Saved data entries
[Begin]
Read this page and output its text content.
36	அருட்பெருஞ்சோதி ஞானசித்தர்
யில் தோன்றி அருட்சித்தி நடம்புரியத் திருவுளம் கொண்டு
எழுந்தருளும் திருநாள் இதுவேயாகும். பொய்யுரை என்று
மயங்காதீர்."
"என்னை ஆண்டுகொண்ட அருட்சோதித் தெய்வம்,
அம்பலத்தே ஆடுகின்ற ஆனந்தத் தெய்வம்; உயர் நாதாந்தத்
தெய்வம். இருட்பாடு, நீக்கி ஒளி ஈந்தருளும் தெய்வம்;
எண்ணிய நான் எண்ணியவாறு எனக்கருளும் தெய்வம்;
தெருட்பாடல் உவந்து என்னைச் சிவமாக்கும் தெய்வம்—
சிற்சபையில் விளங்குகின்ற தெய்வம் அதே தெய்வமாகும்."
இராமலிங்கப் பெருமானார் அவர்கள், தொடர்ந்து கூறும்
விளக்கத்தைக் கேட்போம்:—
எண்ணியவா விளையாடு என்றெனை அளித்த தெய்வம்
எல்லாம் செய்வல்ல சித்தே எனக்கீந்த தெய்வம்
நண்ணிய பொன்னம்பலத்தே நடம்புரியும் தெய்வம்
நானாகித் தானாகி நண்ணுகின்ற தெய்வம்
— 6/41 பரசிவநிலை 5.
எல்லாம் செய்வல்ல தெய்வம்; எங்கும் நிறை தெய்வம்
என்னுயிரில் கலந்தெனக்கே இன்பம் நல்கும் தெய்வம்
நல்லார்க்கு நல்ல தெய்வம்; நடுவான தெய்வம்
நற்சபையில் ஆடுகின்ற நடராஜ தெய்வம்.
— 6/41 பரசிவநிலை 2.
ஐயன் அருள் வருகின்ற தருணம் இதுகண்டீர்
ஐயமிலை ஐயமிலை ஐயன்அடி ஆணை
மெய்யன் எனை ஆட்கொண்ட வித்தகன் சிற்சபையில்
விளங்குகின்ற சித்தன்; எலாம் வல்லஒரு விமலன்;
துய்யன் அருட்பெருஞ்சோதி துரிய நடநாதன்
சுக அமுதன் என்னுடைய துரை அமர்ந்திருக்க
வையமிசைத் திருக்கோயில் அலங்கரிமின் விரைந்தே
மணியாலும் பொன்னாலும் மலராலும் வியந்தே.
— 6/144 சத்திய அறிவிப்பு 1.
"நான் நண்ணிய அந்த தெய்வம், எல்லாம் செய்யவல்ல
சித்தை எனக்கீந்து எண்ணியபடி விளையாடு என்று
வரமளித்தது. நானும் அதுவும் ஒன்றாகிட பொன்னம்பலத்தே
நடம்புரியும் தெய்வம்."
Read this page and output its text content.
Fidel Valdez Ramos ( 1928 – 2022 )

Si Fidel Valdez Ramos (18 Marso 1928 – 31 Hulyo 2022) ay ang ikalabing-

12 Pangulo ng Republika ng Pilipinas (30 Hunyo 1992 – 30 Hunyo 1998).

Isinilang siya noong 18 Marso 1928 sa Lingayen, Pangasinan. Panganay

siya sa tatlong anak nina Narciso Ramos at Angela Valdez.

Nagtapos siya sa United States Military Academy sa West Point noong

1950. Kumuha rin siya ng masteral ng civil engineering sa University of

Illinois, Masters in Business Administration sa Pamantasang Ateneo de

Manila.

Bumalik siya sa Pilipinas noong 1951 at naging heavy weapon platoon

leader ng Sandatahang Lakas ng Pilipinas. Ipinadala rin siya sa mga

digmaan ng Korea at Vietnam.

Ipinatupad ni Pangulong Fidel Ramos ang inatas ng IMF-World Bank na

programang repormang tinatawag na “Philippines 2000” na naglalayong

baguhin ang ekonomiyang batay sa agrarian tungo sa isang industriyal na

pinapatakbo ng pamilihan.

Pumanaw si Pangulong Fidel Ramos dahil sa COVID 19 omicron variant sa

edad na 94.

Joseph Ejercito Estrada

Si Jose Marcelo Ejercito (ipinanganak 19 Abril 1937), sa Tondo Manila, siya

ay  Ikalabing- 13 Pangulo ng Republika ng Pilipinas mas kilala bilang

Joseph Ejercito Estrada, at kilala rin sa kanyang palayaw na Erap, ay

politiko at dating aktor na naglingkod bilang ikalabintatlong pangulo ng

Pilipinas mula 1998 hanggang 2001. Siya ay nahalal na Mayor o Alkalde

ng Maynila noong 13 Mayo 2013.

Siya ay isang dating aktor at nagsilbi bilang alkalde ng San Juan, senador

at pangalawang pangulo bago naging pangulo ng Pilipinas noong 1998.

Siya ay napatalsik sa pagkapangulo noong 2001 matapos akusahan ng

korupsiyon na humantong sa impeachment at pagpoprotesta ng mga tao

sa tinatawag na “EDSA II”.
[End]
Set down every record above exactly as given.

Read this page and output its text content.
36	அருட்பெருஞ்சோதி ஞானசித்தர்
யில் தோன்றி அருட்சித்தி நடம்புரியத் திருவுளம் கொண்டு
எழுந்தருளும் திருநாள் இதுவேயாகும். பொய்யுரை என்று
மயங்காதீர்."
"என்னை ஆண்டுகொண்ட அருட்சோதித் தெய்வம்,
அம்பலத்தே ஆடுகின்ற ஆனந்தத் தெய்வம்; உயர் நாதாந்தத்
தெய்வம். இருட்பாடு, நீக்கி ஒளி ஈந்தருளும் தெய்வம்;
எண்ணிய நான் எண்ணியவாறு எனக்கருளும் தெய்வம்;
தெருட்பாடல் உவந்து என்னைச் சிவமாக்கும் தெய்வம்—
சிற்சபையில் விளங்குகின்ற தெய்வம் அதே தெய்வமாகும்."
இராமலிங்கப் பெருமானார் அவர்கள், தொடர்ந்து கூறும்
விளக்கத்தைக் கேட்போம்:—
எண்ணியவா விளையாடு என்றெனை அளித்த தெய்வம்
எல்லாம் செய்வல்ல சித்தே எனக்கீந்த தெய்வம்
நண்ணிய பொன்னம்பலத்தே நடம்புரியும் தெய்வம்
நானாகித் தானாகி நண்ணுகின்ற தெய்வம்
— 6/41 பரசிவநிலை 5.
எல்லாம் செய்வல்ல தெய்வம்; எங்கும் நிறை தெய்வம்
என்னுயிரில் கலந்தெனக்கே இன்பம் நல்கும் தெய்வம்
நல்லார்க்கு நல்ல தெய்வம்; நடுவான தெய்வம்
நற்சபையில் ஆடுகின்ற நடராஜ தெய்வம்.
— 6/41 பரசிவநிலை 2.
ஐயன் அருள் வருகின்ற தருணம் இதுகண்டீர்
ஐயமிலை ஐயமிலை ஐயன்அடி ஆணை
மெய்யன் எனை ஆட்கொண்ட வித்தகன் சிற்சபையில்
விளங்குகின்ற சித்தன்; எலாம் வல்லஒரு விமலன்;
துய்யன் அருட்பெருஞ்சோதி துரிய நடநாதன்
சுக அமுதன் என்னுடைய துரை அமர்ந்திருக்க
வையமிசைத் திருக்கோயில் அலங்கரிமின் விரைந்தே
மணியாலும் பொன்னாலும் மலராலும் வியந்தே.
— 6/144 சத்திய அறிவிப்பு 1.
"நான் நண்ணிய அந்த தெய்வம், எல்லாம் செய்யவல்ல
சித்தை எனக்கீந்து எண்ணியபடி விளையாடு என்று
வரமளித்தது. நானும் அதுவும் ஒன்றாகிட பொன்னம்பலத்தே
நடம்புரியும் தெய்வம்."
Read this page and output its text content.
Fidel Valdez Ramos ( 1928 – 2022 )

Si Fidel Valdez Ramos (18 Marso 1928 – 31 Hulyo 2022) ay ang ikalabing-

12 Pangulo ng Republika ng Pilipinas (30 Hunyo 1992 – 30 Hunyo 1998).

Isinilang siya noong 18 Marso 1928 sa Lingayen, Pangasinan. Panganay

siya sa tatlong anak nina Narciso Ramos at Angela Valdez.

Nagtapos siya sa United States Military Academy sa West Point noong

1950. Kumuha rin siya ng masteral ng civil engineering sa University of

Illinois, Masters in Business Administration sa Pamantasang Ateneo de

Manila.

Bumalik siya sa Pilipinas noong 1951 at naging heavy weapon platoon

leader ng Sandatahang Lakas ng Pilipinas. Ipinadala rin siya sa mga

digmaan ng Korea at Vietnam.

Ipinatupad ni Pangulong Fidel Ramos ang inatas ng IMF-World Bank na

programang repormang tinatawag na “Philippines 2000” na naglalayong

baguhin ang ekonomiyang batay sa agrarian tungo sa isang industriyal na

pinapatakbo ng pamilihan.

Pumanaw si Pangulong Fidel Ramos dahil sa COVID 19 omicron variant sa

edad na 94.

Joseph Ejercito Estrada

Si Jose Marcelo Ejercito (ipinanganak 19 Abril 1937), sa Tondo Manila, siya

ay  Ikalabing- 13 Pangulo ng Republika ng Pilipinas mas kilala bilang

Joseph Ejercito Estrada, at kilala rin sa kanyang palayaw na Erap, ay

politiko at dating aktor na naglingkod bilang ikalabintatlong pangulo ng

Pilipinas mula 1998 hanggang 2001. Siya ay nahalal na Mayor o Alkalde

ng Maynila noong 13 Mayo 2013.

Siya ay isang dating aktor at nagsilbi bilang alkalde ng San Juan, senador

at pangalawang pangulo bago naging pangulo ng Pilipinas noong 1998.

Siya ay napatalsik sa pagkapangulo noong 2001 matapos akusahan ng

korupsiyon na humantong sa impeachment at pagpoprotesta ng mga tao

sa tinatawag na “EDSA II”.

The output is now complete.